**Brief:** Rewrite these lines, changing every "bbox" to "box" and keeping everything else the same. Omit the pictures.

-------- Supplied entries

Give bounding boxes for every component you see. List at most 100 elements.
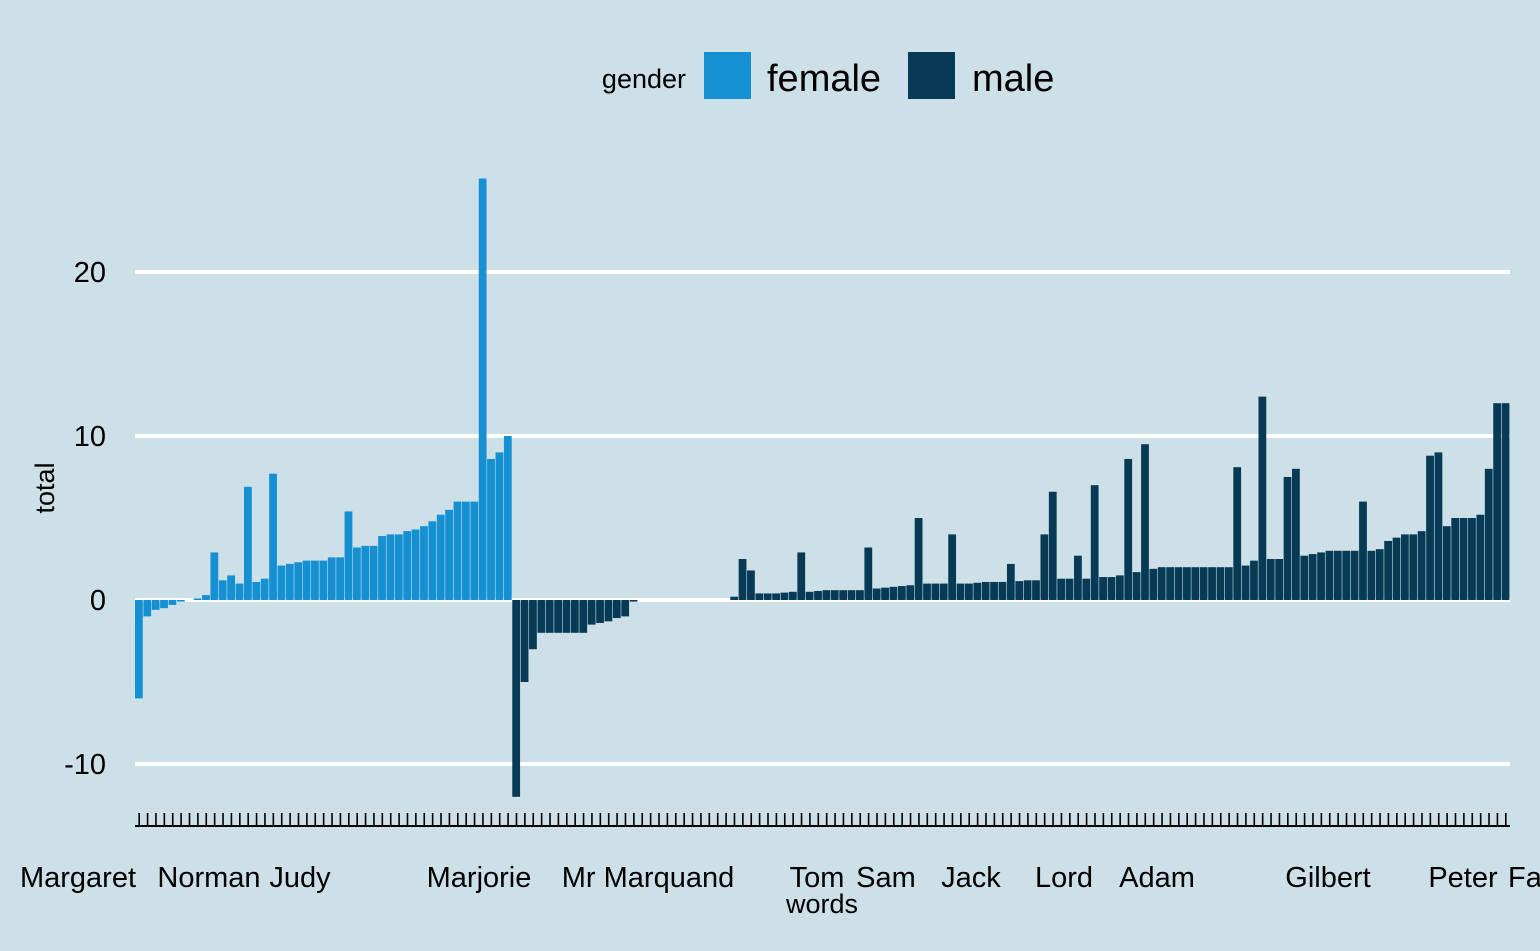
y-axis-title: total bbox=[30, 462, 60, 513]
bar-female-35 bbox=[428, 521, 437, 600]
legend-title: gender bbox=[602, 64, 686, 94]
bar-female-1 bbox=[143, 600, 152, 617]
bar-female-8 bbox=[202, 595, 210, 600]
bar-male-47 bbox=[529, 600, 537, 650]
bar-male-161 bbox=[1484, 468, 1493, 600]
bar-female-21 bbox=[311, 560, 319, 600]
bar-female-16 bbox=[269, 473, 277, 600]
x-axis-title: words bbox=[785, 889, 858, 919]
bar-male-88 bbox=[872, 588, 881, 600]
bar-male-46 bbox=[520, 600, 529, 682]
bar-male-123 bbox=[1166, 567, 1175, 600]
bar-male-59 bbox=[629, 600, 638, 602]
bar-male-130 bbox=[1224, 567, 1233, 600]
bar-male-135 bbox=[1266, 559, 1275, 600]
bar-female-40 bbox=[470, 501, 479, 600]
bar-male-117 bbox=[1115, 575, 1124, 600]
bar-male-146 bbox=[1359, 501, 1367, 600]
bar-male-71 bbox=[730, 596, 739, 600]
bar-male-115 bbox=[1099, 577, 1107, 600]
y-tick-label-2: 10 bbox=[74, 421, 106, 453]
bar-male-94 bbox=[923, 583, 931, 600]
bar-male-87 bbox=[864, 547, 873, 600]
bar-male-74 bbox=[755, 593, 764, 600]
bar-male-136 bbox=[1275, 559, 1284, 600]
bar-male-104 bbox=[1006, 563, 1015, 600]
bar-male-79 bbox=[797, 552, 806, 600]
bar-male-162 bbox=[1493, 403, 1502, 600]
bar-male-98 bbox=[956, 583, 965, 600]
bar-female-18 bbox=[285, 563, 294, 600]
bar-female-25 bbox=[344, 511, 353, 600]
bar-male-58 bbox=[621, 600, 630, 617]
bar-male-111 bbox=[1065, 578, 1074, 600]
bar-male-147 bbox=[1367, 550, 1376, 600]
bar-male-128 bbox=[1208, 567, 1216, 600]
bar-female-42 bbox=[487, 458, 495, 600]
bar-female-0 bbox=[135, 600, 143, 699]
bar-male-118 bbox=[1124, 458, 1133, 600]
bar-male-48 bbox=[537, 600, 546, 633]
bar-male-107 bbox=[1032, 580, 1040, 600]
bar-male-49 bbox=[545, 600, 554, 633]
bar-female-9 bbox=[210, 552, 219, 600]
bar-male-148 bbox=[1375, 549, 1384, 600]
bar-female-26 bbox=[352, 547, 361, 600]
bar-male-99 bbox=[965, 583, 973, 600]
bar-male-157 bbox=[1451, 518, 1460, 600]
x-axis-ticks bbox=[135, 813, 1510, 827]
bar-male-151 bbox=[1401, 534, 1409, 600]
bar-female-39 bbox=[461, 501, 470, 600]
bar-male-114 bbox=[1090, 485, 1099, 600]
grid-lines bbox=[135, 270, 1510, 766]
bar-male-57 bbox=[612, 600, 621, 619]
bar-male-90 bbox=[889, 586, 898, 600]
y-tick-label-3: 20 bbox=[74, 257, 106, 289]
bar-female-37 bbox=[445, 509, 453, 600]
bar-male-121 bbox=[1149, 568, 1158, 600]
bar-male-144 bbox=[1342, 550, 1351, 600]
x-tick-label-6: Sam bbox=[856, 862, 916, 894]
x-axis-tick-labels: Margaret Norman Judy Marjorie Mr Marquand Tom… bbox=[20, 862, 1540, 894]
bar-male-78 bbox=[788, 591, 797, 600]
bar-male-113 bbox=[1082, 578, 1091, 600]
bar-male-160 bbox=[1476, 514, 1485, 600]
bars bbox=[135, 178, 1510, 797]
bar-male-56 bbox=[604, 600, 613, 622]
bar-male-103 bbox=[998, 581, 1007, 600]
bar-female-43 bbox=[495, 452, 504, 600]
bar-male-110 bbox=[1057, 578, 1066, 600]
bar-male-143 bbox=[1333, 550, 1342, 600]
legend: gender female male bbox=[602, 52, 1054, 100]
bar-male-100 bbox=[973, 582, 982, 600]
bar-female-22 bbox=[319, 560, 328, 600]
x-tick-label-12: Fa bbox=[1508, 862, 1540, 894]
x-tick-label-10: Gilbert bbox=[1285, 862, 1370, 894]
legend-key-female bbox=[704, 52, 751, 99]
bar-female-24 bbox=[336, 557, 344, 600]
x-tick-label-4: Mr Marquand bbox=[562, 862, 734, 894]
y-axis-tick-labels: -10 0 10 20 bbox=[64, 257, 106, 781]
bar-female-12 bbox=[235, 583, 244, 600]
bar-male-127 bbox=[1199, 567, 1208, 600]
bar-male-152 bbox=[1409, 534, 1418, 600]
bar-male-73 bbox=[747, 570, 755, 600]
bar-male-116 bbox=[1107, 577, 1116, 600]
bar-female-36 bbox=[436, 514, 445, 600]
x-tick-label-8: Lord bbox=[1035, 862, 1093, 894]
bar-male-82 bbox=[822, 590, 831, 600]
bar-male-105 bbox=[1015, 581, 1024, 600]
bar-male-119 bbox=[1132, 572, 1141, 600]
bar-female-28 bbox=[369, 545, 378, 600]
bar-male-97 bbox=[948, 534, 957, 600]
bar-male-153 bbox=[1417, 531, 1426, 600]
bar-male-125 bbox=[1183, 567, 1191, 600]
bar-male-108 bbox=[1040, 534, 1049, 600]
x-tick-label-1: Norman bbox=[157, 862, 260, 894]
legend-label-male: male bbox=[972, 58, 1054, 100]
bar-female-44 bbox=[503, 436, 512, 600]
x-tick-label-2: Judy bbox=[269, 862, 331, 894]
bar-male-96 bbox=[939, 583, 948, 600]
bar-male-92 bbox=[906, 585, 915, 600]
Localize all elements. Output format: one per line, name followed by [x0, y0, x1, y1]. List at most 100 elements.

----------------

**Correct answer:**
Give bounding boxes for every component you see. List at most 100 elements.
y-axis-title: total box=[30, 462, 60, 513]
bar-female-35 box=[428, 521, 437, 600]
legend-title: gender box=[602, 64, 686, 94]
bar-female-1 box=[143, 600, 152, 617]
bar-female-8 box=[202, 595, 210, 600]
bar-male-47 box=[529, 600, 537, 650]
bar-male-161 box=[1484, 468, 1493, 600]
bar-female-21 box=[311, 560, 319, 600]
bar-female-16 box=[269, 473, 277, 600]
x-axis-title: words box=[785, 889, 858, 919]
bar-male-88 box=[872, 588, 881, 600]
bar-male-46 box=[520, 600, 529, 682]
bar-male-123 box=[1166, 567, 1175, 600]
bar-male-59 box=[629, 600, 638, 602]
bar-male-130 box=[1224, 567, 1233, 600]
bar-male-135 box=[1266, 559, 1275, 600]
bar-female-40 box=[470, 501, 479, 600]
bar-male-117 box=[1115, 575, 1124, 600]
bar-male-146 box=[1359, 501, 1367, 600]
bar-male-71 box=[730, 596, 739, 600]
bar-male-115 box=[1099, 577, 1107, 600]
y-tick-label-2: 10 box=[74, 421, 106, 453]
bar-male-94 box=[923, 583, 931, 600]
bar-male-87 box=[864, 547, 873, 600]
bar-male-74 box=[755, 593, 764, 600]
bar-male-136 box=[1275, 559, 1284, 600]
bar-male-104 box=[1006, 563, 1015, 600]
bar-male-79 box=[797, 552, 806, 600]
bar-male-162 box=[1493, 403, 1502, 600]
bar-male-98 box=[956, 583, 965, 600]
bar-female-18 box=[285, 563, 294, 600]
bar-female-25 box=[344, 511, 353, 600]
bar-male-58 box=[621, 600, 630, 617]
bar-male-111 box=[1065, 578, 1074, 600]
bar-male-147 box=[1367, 550, 1376, 600]
bar-male-128 box=[1208, 567, 1216, 600]
bar-female-42 box=[487, 458, 495, 600]
bar-female-0 box=[135, 600, 143, 699]
bar-male-118 box=[1124, 458, 1133, 600]
bar-male-48 box=[537, 600, 546, 633]
bar-male-107 box=[1032, 580, 1040, 600]
bar-male-49 box=[545, 600, 554, 633]
bar-female-9 box=[210, 552, 219, 600]
bar-male-148 box=[1375, 549, 1384, 600]
bar-female-26 box=[352, 547, 361, 600]
bar-male-99 box=[965, 583, 973, 600]
bar-male-157 box=[1451, 518, 1460, 600]
x-axis-ticks box=[135, 813, 1510, 827]
bar-male-151 box=[1401, 534, 1409, 600]
bar-female-39 box=[461, 501, 470, 600]
bar-male-114 box=[1090, 485, 1099, 600]
grid-lines box=[135, 270, 1510, 766]
bar-male-57 box=[612, 600, 621, 619]
bar-male-90 box=[889, 586, 898, 600]
y-tick-label-3: 20 box=[74, 257, 106, 289]
bar-female-37 box=[445, 509, 453, 600]
bar-male-121 box=[1149, 568, 1158, 600]
bar-male-144 box=[1342, 550, 1351, 600]
x-tick-label-6: Sam box=[856, 862, 916, 894]
x-axis-tick-labels: Margaret Norman Judy Marjorie Mr Marquand Tom… box=[20, 862, 1540, 894]
bar-male-78 box=[788, 591, 797, 600]
bar-male-113 box=[1082, 578, 1091, 600]
bar-male-160 box=[1476, 514, 1485, 600]
bars box=[135, 178, 1510, 797]
bar-male-56 box=[604, 600, 613, 622]
bar-male-103 box=[998, 581, 1007, 600]
bar-female-43 box=[495, 452, 504, 600]
bar-male-110 box=[1057, 578, 1066, 600]
bar-male-143 box=[1333, 550, 1342, 600]
legend: gender female male box=[602, 52, 1054, 100]
bar-male-100 box=[973, 582, 982, 600]
bar-female-22 box=[319, 560, 328, 600]
x-tick-label-12: Fa box=[1508, 862, 1540, 894]
x-tick-label-10: Gilbert box=[1285, 862, 1370, 894]
legend-key-female box=[704, 52, 751, 99]
bar-female-24 box=[336, 557, 344, 600]
x-tick-label-4: Mr Marquand box=[562, 862, 734, 894]
y-axis-tick-labels: -10 0 10 20 box=[64, 257, 106, 781]
bar-female-12 box=[235, 583, 244, 600]
bar-male-127 box=[1199, 567, 1208, 600]
bar-male-152 box=[1409, 534, 1418, 600]
bar-male-73 box=[747, 570, 755, 600]
bar-male-116 box=[1107, 577, 1116, 600]
bar-female-36 box=[436, 514, 445, 600]
x-tick-label-8: Lord box=[1035, 862, 1093, 894]
bar-male-82 box=[822, 590, 831, 600]
bar-male-105 box=[1015, 581, 1024, 600]
bar-male-119 box=[1132, 572, 1141, 600]
bar-female-28 box=[369, 545, 378, 600]
bar-male-97 box=[948, 534, 957, 600]
bar-male-153 box=[1417, 531, 1426, 600]
bar-male-125 box=[1183, 567, 1191, 600]
bar-male-108 box=[1040, 534, 1049, 600]
x-tick-label-1: Norman box=[157, 862, 260, 894]
legend-label-male: male box=[972, 58, 1054, 100]
bar-female-44 box=[503, 436, 512, 600]
x-tick-label-2: Judy box=[269, 862, 331, 894]
bar-male-96 box=[939, 583, 948, 600]
bar-male-92 box=[906, 585, 915, 600]
Localize all elements. Output format: one per line, name followed by [x0, y0, x1, y1]. List at most 100 elements.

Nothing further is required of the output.